Stated problem → Quote every line of the data below as it stands, omitting pictures.

Record extracts →
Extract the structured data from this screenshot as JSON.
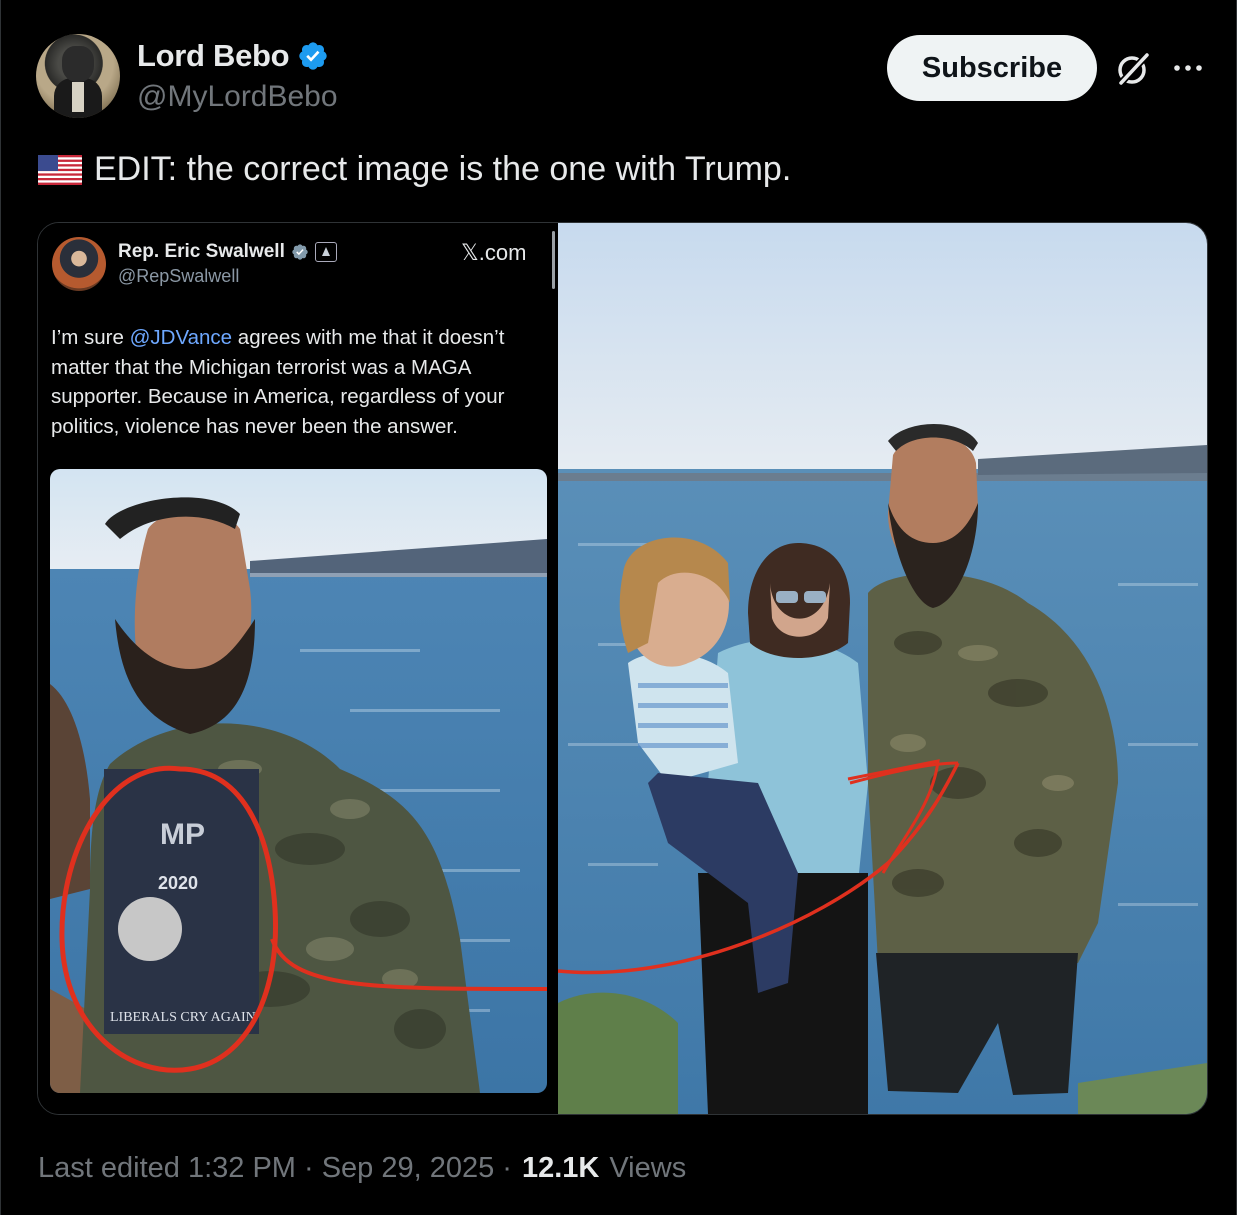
{
  "author": {
    "display_name": "Lord Bebo",
    "handle": "@MyLordBebo",
    "verified": true
  },
  "actions": {
    "subscribe_label": "Subscribe"
  },
  "tweet": {
    "flag_icon": "us-flag-icon",
    "text": "EDIT: the correct image is the one with Trump."
  },
  "embedded_post": {
    "name": "Rep. Eric Swalwell",
    "handle": "@RepSwalwell",
    "site": "𝕏.com",
    "text_before_mention": "I’m sure ",
    "mention": "@JDVance",
    "text_after_mention": " agrees with me that it doesn’t matter that the Michigan terrorist was a MAGA supporter.  Because in America, regardless of your politics, violence has never been the answer.",
    "shirt_print_number": "2020",
    "shirt_print_text": "LIBERALS CRY AGAIN"
  },
  "footer": {
    "edited_label": "Last edited 1:32 PM · Sep 29, 2025 · ",
    "views_count": "12.1K",
    "views_label": "Views"
  },
  "colors": {
    "background": "#000000",
    "text_primary": "#e7e9ea",
    "text_secondary": "#71767b",
    "verified_blue": "#1d9bf0",
    "mention_blue": "#6ea8ff",
    "annotation_red": "#e0301e"
  }
}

Exercise solution →
Extract the structured data from this screenshot as JSON.
{
  "author": {
    "display_name": "Lord Bebo",
    "handle": "@MyLordBebo",
    "verified": true
  },
  "actions": {
    "subscribe_label": "Subscribe"
  },
  "tweet": {
    "flag_icon": "us-flag-icon",
    "text": "EDIT: the correct image is the one with Trump."
  },
  "embedded_post": {
    "name": "Rep. Eric Swalwell",
    "handle": "@RepSwalwell",
    "site": "𝕏.com",
    "text_before_mention": "I’m sure ",
    "mention": "@JDVance",
    "text_after_mention": " agrees with me that it doesn’t matter that the Michigan terrorist was a MAGA supporter.  Because in America, regardless of your politics, violence has never been the answer.",
    "shirt_print_number": "2020",
    "shirt_print_text": "LIBERALS CRY AGAIN"
  },
  "footer": {
    "edited_label": "Last edited 1:32 PM · Sep 29, 2025 · ",
    "views_count": "12.1K",
    "views_label": "Views"
  },
  "colors": {
    "background": "#000000",
    "text_primary": "#e7e9ea",
    "text_secondary": "#71767b",
    "verified_blue": "#1d9bf0",
    "mention_blue": "#6ea8ff",
    "annotation_red": "#e0301e"
  }
}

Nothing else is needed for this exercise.